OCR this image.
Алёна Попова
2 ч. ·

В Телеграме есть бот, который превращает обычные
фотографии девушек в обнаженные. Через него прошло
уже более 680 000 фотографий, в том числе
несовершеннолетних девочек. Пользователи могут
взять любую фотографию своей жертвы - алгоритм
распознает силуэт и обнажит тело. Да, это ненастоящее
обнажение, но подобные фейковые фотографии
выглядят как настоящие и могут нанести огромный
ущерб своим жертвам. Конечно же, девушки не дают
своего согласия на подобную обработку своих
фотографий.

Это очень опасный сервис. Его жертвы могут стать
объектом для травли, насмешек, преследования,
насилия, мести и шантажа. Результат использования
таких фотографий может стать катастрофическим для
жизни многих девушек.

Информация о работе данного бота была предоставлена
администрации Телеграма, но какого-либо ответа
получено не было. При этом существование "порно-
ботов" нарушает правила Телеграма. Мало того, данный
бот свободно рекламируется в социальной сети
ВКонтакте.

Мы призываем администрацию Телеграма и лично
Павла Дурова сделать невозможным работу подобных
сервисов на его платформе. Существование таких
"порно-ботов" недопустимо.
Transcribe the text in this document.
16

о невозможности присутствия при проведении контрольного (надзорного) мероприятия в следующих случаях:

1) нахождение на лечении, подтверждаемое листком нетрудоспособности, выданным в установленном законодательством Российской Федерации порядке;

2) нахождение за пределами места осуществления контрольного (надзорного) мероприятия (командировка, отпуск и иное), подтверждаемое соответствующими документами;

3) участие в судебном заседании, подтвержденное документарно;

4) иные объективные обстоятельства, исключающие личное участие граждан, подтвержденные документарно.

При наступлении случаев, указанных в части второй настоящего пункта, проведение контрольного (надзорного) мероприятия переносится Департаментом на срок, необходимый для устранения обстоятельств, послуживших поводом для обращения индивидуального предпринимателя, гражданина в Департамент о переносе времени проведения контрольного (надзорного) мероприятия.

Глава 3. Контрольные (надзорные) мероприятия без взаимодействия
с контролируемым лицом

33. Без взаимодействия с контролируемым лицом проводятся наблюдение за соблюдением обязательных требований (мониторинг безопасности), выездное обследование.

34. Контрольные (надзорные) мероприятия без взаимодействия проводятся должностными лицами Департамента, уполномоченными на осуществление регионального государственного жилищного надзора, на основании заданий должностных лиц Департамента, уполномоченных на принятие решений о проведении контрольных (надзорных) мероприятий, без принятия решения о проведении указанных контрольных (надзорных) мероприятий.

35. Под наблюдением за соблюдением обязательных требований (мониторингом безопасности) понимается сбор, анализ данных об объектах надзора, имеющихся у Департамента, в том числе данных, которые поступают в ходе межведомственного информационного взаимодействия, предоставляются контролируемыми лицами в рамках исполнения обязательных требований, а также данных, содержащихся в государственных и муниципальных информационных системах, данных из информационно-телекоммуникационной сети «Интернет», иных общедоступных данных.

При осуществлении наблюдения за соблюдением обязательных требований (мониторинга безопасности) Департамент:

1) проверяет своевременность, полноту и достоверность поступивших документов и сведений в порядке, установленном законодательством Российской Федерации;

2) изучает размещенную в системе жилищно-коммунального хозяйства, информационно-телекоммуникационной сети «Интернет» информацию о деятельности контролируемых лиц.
-------------------------
Read through the data and copy every line where "ботов" shows up.

• Answer to this exercise
ботов" нарушает правила Телеграма. Мало того, данный
"порно-ботов" недопустимо.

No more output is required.